■ **EXERCISE**:
Search the data for the word "vcxproj". Reproduce every line where it is found.

Lines of data:
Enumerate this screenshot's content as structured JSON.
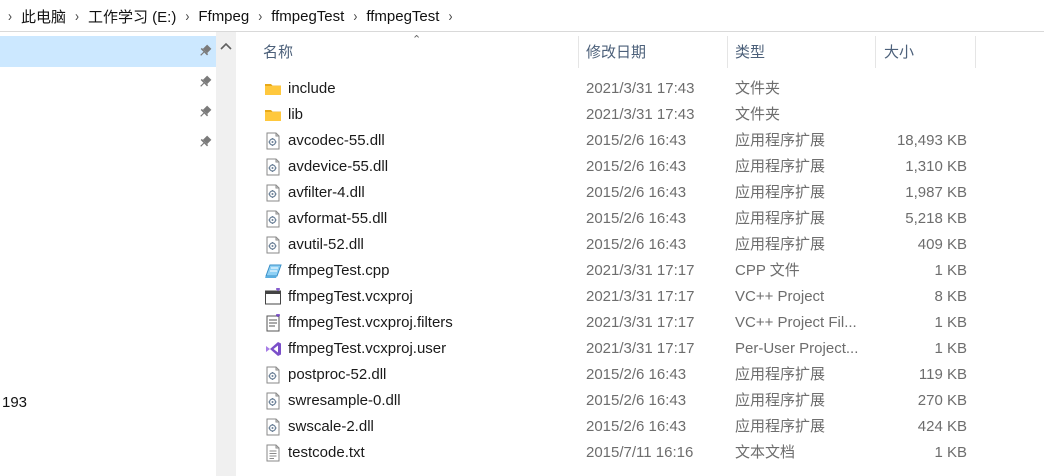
{
  "breadcrumb": [
    "此电脑",
    "工作学习 (E:)",
    "Ffmpeg",
    "ffmpegTest",
    "ffmpegTest"
  ],
  "nav": {
    "partial_label": "193"
  },
  "columns": {
    "name": "名称",
    "date": "修改日期",
    "type": "类型",
    "size": "大小"
  },
  "files": [
    {
      "name": "include",
      "date": "2021/3/31 17:43",
      "type": "文件夹",
      "size": "",
      "icon": "folder-icon"
    },
    {
      "name": "lib",
      "date": "2021/3/31 17:43",
      "type": "文件夹",
      "size": "",
      "icon": "folder-icon"
    },
    {
      "name": "avcodec-55.dll",
      "date": "2015/2/6 16:43",
      "type": "应用程序扩展",
      "size": "18,493 KB",
      "icon": "dll-file-icon"
    },
    {
      "name": "avdevice-55.dll",
      "date": "2015/2/6 16:43",
      "type": "应用程序扩展",
      "size": "1,310 KB",
      "icon": "dll-file-icon"
    },
    {
      "name": "avfilter-4.dll",
      "date": "2015/2/6 16:43",
      "type": "应用程序扩展",
      "size": "1,987 KB",
      "icon": "dll-file-icon"
    },
    {
      "name": "avformat-55.dll",
      "date": "2015/2/6 16:43",
      "type": "应用程序扩展",
      "size": "5,218 KB",
      "icon": "dll-file-icon"
    },
    {
      "name": "avutil-52.dll",
      "date": "2015/2/6 16:43",
      "type": "应用程序扩展",
      "size": "409 KB",
      "icon": "dll-file-icon"
    },
    {
      "name": "ffmpegTest.cpp",
      "date": "2021/3/31 17:17",
      "type": "CPP 文件",
      "size": "1 KB",
      "icon": "cpp-file-icon"
    },
    {
      "name": "ffmpegTest.vcxproj",
      "date": "2021/3/31 17:17",
      "type": "VC++ Project",
      "size": "8 KB",
      "icon": "vcxproj-file-icon"
    },
    {
      "name": "ffmpegTest.vcxproj.filters",
      "date": "2021/3/31 17:17",
      "type": "VC++ Project Fil...",
      "size": "1 KB",
      "icon": "filters-file-icon"
    },
    {
      "name": "ffmpegTest.vcxproj.user",
      "date": "2021/3/31 17:17",
      "type": "Per-User Project...",
      "size": "1 KB",
      "icon": "vs-user-file-icon"
    },
    {
      "name": "postproc-52.dll",
      "date": "2015/2/6 16:43",
      "type": "应用程序扩展",
      "size": "119 KB",
      "icon": "dll-file-icon"
    },
    {
      "name": "swresample-0.dll",
      "date": "2015/2/6 16:43",
      "type": "应用程序扩展",
      "size": "270 KB",
      "icon": "dll-file-icon"
    },
    {
      "name": "swscale-2.dll",
      "date": "2015/2/6 16:43",
      "type": "应用程序扩展",
      "size": "424 KB",
      "icon": "dll-file-icon"
    },
    {
      "name": "testcode.txt",
      "date": "2015/7/11 16:16",
      "type": "文本文档",
      "size": "1 KB",
      "icon": "text-file-icon"
    }
  ],
  "colors": {
    "selection": "#cce8ff",
    "header_text": "#4c607a",
    "folder": "#ffc83d"
  }
}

■ **SOLUTION**:
      "name": "ffmpegTest.vcxproj",
      "icon": "vcxproj-file-icon"
      "name": "ffmpegTest.vcxproj.filters",
      "name": "ffmpegTest.vcxproj.user",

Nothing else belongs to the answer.